* Problem description
Please repeat all of the listing exactly.

**** Material for the task ****

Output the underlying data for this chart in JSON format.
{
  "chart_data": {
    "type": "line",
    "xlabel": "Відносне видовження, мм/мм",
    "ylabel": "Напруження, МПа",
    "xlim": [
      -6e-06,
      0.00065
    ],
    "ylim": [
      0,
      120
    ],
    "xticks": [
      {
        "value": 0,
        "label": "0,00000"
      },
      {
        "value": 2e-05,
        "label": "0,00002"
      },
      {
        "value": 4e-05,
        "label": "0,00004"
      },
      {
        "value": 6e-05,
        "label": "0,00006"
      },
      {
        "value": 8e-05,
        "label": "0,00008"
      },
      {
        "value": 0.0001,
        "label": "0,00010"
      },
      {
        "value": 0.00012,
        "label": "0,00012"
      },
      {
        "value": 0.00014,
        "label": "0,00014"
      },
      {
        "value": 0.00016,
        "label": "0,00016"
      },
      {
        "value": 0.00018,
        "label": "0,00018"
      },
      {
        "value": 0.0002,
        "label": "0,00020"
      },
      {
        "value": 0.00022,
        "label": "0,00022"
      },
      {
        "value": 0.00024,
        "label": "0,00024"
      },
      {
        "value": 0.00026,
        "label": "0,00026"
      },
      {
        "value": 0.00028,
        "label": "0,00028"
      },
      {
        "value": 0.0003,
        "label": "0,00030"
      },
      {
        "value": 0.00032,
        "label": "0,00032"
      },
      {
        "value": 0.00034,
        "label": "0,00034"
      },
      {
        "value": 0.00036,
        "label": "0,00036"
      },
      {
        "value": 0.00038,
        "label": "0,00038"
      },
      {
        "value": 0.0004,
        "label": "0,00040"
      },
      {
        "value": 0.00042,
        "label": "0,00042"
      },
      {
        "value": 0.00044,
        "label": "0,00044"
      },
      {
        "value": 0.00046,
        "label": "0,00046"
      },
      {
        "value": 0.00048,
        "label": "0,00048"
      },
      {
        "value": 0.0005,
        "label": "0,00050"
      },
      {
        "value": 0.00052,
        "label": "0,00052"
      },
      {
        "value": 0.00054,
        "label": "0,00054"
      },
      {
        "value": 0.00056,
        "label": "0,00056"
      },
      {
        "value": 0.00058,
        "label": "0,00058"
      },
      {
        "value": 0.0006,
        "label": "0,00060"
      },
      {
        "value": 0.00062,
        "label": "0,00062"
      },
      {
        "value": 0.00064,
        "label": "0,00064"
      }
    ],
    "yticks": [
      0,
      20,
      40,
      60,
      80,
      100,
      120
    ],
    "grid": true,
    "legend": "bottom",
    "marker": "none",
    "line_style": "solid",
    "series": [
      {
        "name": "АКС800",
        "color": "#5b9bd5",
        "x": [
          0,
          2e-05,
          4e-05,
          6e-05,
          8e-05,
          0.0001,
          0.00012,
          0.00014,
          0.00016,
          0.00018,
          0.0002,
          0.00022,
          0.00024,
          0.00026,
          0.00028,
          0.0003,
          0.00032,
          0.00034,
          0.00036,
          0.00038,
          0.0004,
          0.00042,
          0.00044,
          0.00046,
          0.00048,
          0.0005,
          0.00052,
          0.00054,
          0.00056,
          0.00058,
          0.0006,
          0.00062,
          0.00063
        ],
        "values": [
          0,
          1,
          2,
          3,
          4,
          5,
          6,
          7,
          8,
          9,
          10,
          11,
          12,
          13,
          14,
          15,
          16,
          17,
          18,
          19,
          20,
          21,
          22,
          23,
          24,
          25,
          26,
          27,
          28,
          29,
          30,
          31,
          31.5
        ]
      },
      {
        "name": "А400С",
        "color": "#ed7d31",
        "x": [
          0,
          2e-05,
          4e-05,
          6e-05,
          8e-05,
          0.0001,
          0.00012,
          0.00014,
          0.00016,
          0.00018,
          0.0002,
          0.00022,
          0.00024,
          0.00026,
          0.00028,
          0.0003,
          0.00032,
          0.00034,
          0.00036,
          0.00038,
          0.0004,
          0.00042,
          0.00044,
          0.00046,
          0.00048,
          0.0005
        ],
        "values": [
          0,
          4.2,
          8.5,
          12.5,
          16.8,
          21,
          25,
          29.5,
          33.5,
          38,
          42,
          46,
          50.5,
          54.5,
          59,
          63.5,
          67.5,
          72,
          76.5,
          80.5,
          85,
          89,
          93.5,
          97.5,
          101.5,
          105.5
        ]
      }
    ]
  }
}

****

* Answer to this problem
Output the underlying data for this chart in JSON format.
{
  "chart_data": {
    "type": "line",
    "xlabel": "Відносне видовження, мм/мм",
    "ylabel": "Напруження, МПа",
    "xlim": [
      -6e-06,
      0.00065
    ],
    "ylim": [
      0,
      120
    ],
    "xticks": [
      {
        "value": 0,
        "label": "0,00000"
      },
      {
        "value": 2e-05,
        "label": "0,00002"
      },
      {
        "value": 4e-05,
        "label": "0,00004"
      },
      {
        "value": 6e-05,
        "label": "0,00006"
      },
      {
        "value": 8e-05,
        "label": "0,00008"
      },
      {
        "value": 0.0001,
        "label": "0,00010"
      },
      {
        "value": 0.00012,
        "label": "0,00012"
      },
      {
        "value": 0.00014,
        "label": "0,00014"
      },
      {
        "value": 0.00016,
        "label": "0,00016"
      },
      {
        "value": 0.00018,
        "label": "0,00018"
      },
      {
        "value": 0.0002,
        "label": "0,00020"
      },
      {
        "value": 0.00022,
        "label": "0,00022"
      },
      {
        "value": 0.00024,
        "label": "0,00024"
      },
      {
        "value": 0.00026,
        "label": "0,00026"
      },
      {
        "value": 0.00028,
        "label": "0,00028"
      },
      {
        "value": 0.0003,
        "label": "0,00030"
      },
      {
        "value": 0.00032,
        "label": "0,00032"
      },
      {
        "value": 0.00034,
        "label": "0,00034"
      },
      {
        "value": 0.00036,
        "label": "0,00036"
      },
      {
        "value": 0.00038,
        "label": "0,00038"
      },
      {
        "value": 0.0004,
        "label": "0,00040"
      },
      {
        "value": 0.00042,
        "label": "0,00042"
      },
      {
        "value": 0.00044,
        "label": "0,00044"
      },
      {
        "value": 0.00046,
        "label": "0,00046"
      },
      {
        "value": 0.00048,
        "label": "0,00048"
      },
      {
        "value": 0.0005,
        "label": "0,00050"
      },
      {
        "value": 0.00052,
        "label": "0,00052"
      },
      {
        "value": 0.00054,
        "label": "0,00054"
      },
      {
        "value": 0.00056,
        "label": "0,00056"
      },
      {
        "value": 0.00058,
        "label": "0,00058"
      },
      {
        "value": 0.0006,
        "label": "0,00060"
      },
      {
        "value": 0.00062,
        "label": "0,00062"
      },
      {
        "value": 0.00064,
        "label": "0,00064"
      }
    ],
    "yticks": [
      0,
      20,
      40,
      60,
      80,
      100,
      120
    ],
    "grid": true,
    "legend": "bottom",
    "marker": "none",
    "line_style": "solid",
    "series": [
      {
        "name": "АКС800",
        "color": "#5b9bd5",
        "x": [
          0,
          2e-05,
          4e-05,
          6e-05,
          8e-05,
          0.0001,
          0.00012,
          0.00014,
          0.00016,
          0.00018,
          0.0002,
          0.00022,
          0.00024,
          0.00026,
          0.00028,
          0.0003,
          0.00032,
          0.00034,
          0.00036,
          0.00038,
          0.0004,
          0.00042,
          0.00044,
          0.00046,
          0.00048,
          0.0005,
          0.00052,
          0.00054,
          0.00056,
          0.00058,
          0.0006,
          0.00062,
          0.00063
        ],
        "values": [
          0,
          1,
          2,
          3,
          4,
          5,
          6,
          7,
          8,
          9,
          10,
          11,
          12,
          13,
          14,
          15,
          16,
          17,
          18,
          19,
          20,
          21,
          22,
          23,
          24,
          25,
          26,
          27,
          28,
          29,
          30,
          31,
          31.5
        ]
      },
      {
        "name": "А400С",
        "color": "#ed7d31",
        "x": [
          0,
          2e-05,
          4e-05,
          6e-05,
          8e-05,
          0.0001,
          0.00012,
          0.00014,
          0.00016,
          0.00018,
          0.0002,
          0.00022,
          0.00024,
          0.00026,
          0.00028,
          0.0003,
          0.00032,
          0.00034,
          0.00036,
          0.00038,
          0.0004,
          0.00042,
          0.00044,
          0.00046,
          0.00048,
          0.0005
        ],
        "values": [
          0,
          4.2,
          8.5,
          12.5,
          16.8,
          21,
          25,
          29.5,
          33.5,
          38,
          42,
          46,
          50.5,
          54.5,
          59,
          63.5,
          67.5,
          72,
          76.5,
          80.5,
          85,
          89,
          93.5,
          97.5,
          101.5,
          105.5
        ]
      }
    ]
  }
}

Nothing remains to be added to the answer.